─── Records to process ───
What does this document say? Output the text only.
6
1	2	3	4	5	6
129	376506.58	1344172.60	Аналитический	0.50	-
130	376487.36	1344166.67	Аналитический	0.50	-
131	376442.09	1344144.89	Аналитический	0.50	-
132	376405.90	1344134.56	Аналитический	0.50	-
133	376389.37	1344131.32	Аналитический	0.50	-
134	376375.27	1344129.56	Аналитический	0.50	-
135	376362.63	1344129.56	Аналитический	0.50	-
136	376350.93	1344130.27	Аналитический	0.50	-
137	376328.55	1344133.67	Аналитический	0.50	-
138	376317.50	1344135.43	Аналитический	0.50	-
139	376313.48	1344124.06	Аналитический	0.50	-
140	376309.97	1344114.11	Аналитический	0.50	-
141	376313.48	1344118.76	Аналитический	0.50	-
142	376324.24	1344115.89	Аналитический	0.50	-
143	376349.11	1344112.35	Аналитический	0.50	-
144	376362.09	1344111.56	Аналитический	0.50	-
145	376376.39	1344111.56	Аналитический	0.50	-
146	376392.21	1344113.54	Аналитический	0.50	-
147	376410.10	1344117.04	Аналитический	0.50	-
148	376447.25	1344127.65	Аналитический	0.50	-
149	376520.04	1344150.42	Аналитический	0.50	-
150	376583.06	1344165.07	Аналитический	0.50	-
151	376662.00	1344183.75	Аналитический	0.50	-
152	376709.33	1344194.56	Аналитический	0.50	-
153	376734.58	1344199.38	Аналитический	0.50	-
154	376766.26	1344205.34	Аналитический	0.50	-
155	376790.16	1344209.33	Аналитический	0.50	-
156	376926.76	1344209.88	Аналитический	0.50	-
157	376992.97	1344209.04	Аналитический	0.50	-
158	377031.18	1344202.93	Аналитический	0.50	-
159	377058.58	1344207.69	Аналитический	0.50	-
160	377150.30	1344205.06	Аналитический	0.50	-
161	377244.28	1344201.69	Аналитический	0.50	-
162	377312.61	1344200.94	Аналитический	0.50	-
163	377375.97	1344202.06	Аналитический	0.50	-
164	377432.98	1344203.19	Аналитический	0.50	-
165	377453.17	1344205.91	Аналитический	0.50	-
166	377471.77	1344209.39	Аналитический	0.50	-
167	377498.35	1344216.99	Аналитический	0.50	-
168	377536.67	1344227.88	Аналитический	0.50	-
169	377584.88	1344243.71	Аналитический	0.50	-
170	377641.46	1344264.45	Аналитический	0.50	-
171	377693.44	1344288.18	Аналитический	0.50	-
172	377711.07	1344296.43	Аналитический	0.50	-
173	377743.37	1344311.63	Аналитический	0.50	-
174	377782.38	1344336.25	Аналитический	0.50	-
───
Task description: Copy out each line exactly.

Result for this task:
What does this document say? Output the text only.
6
1	2	3	4	5	6
129	376506.58	1344172.60	Аналитический	0.50	-
130	376487.36	1344166.67	Аналитический	0.50	-
131	376442.09	1344144.89	Аналитический	0.50	-
132	376405.90	1344134.56	Аналитический	0.50	-
133	376389.37	1344131.32	Аналитический	0.50	-
134	376375.27	1344129.56	Аналитический	0.50	-
135	376362.63	1344129.56	Аналитический	0.50	-
136	376350.93	1344130.27	Аналитический	0.50	-
137	376328.55	1344133.67	Аналитический	0.50	-
138	376317.50	1344135.43	Аналитический	0.50	-
139	376313.48	1344124.06	Аналитический	0.50	-
140	376309.97	1344114.11	Аналитический	0.50	-
141	376313.48	1344118.76	Аналитический	0.50	-
142	376324.24	1344115.89	Аналитический	0.50	-
143	376349.11	1344112.35	Аналитический	0.50	-
144	376362.09	1344111.56	Аналитический	0.50	-
145	376376.39	1344111.56	Аналитический	0.50	-
146	376392.21	1344113.54	Аналитический	0.50	-
147	376410.10	1344117.04	Аналитический	0.50	-
148	376447.25	1344127.65	Аналитический	0.50	-
149	376520.04	1344150.42	Аналитический	0.50	-
150	376583.06	1344165.07	Аналитический	0.50	-
151	376662.00	1344183.75	Аналитический	0.50	-
152	376709.33	1344194.56	Аналитический	0.50	-
153	376734.58	1344199.38	Аналитический	0.50	-
154	376766.26	1344205.34	Аналитический	0.50	-
155	376790.16	1344209.33	Аналитический	0.50	-
156	376926.76	1344209.88	Аналитический	0.50	-
157	376992.97	1344209.04	Аналитический	0.50	-
158	377031.18	1344202.93	Аналитический	0.50	-
159	377058.58	1344207.69	Аналитический	0.50	-
160	377150.30	1344205.06	Аналитический	0.50	-
161	377244.28	1344201.69	Аналитический	0.50	-
162	377312.61	1344200.94	Аналитический	0.50	-
163	377375.97	1344202.06	Аналитический	0.50	-
164	377432.98	1344203.19	Аналитический	0.50	-
165	377453.17	1344205.91	Аналитический	0.50	-
166	377471.77	1344209.39	Аналитический	0.50	-
167	377498.35	1344216.99	Аналитический	0.50	-
168	377536.67	1344227.88	Аналитический	0.50	-
169	377584.88	1344243.71	Аналитический	0.50	-
170	377641.46	1344264.45	Аналитический	0.50	-
171	377693.44	1344288.18	Аналитический	0.50	-
172	377711.07	1344296.43	Аналитический	0.50	-
173	377743.37	1344311.63	Аналитический	0.50	-
174	377782.38	1344336.25	Аналитический	0.50	-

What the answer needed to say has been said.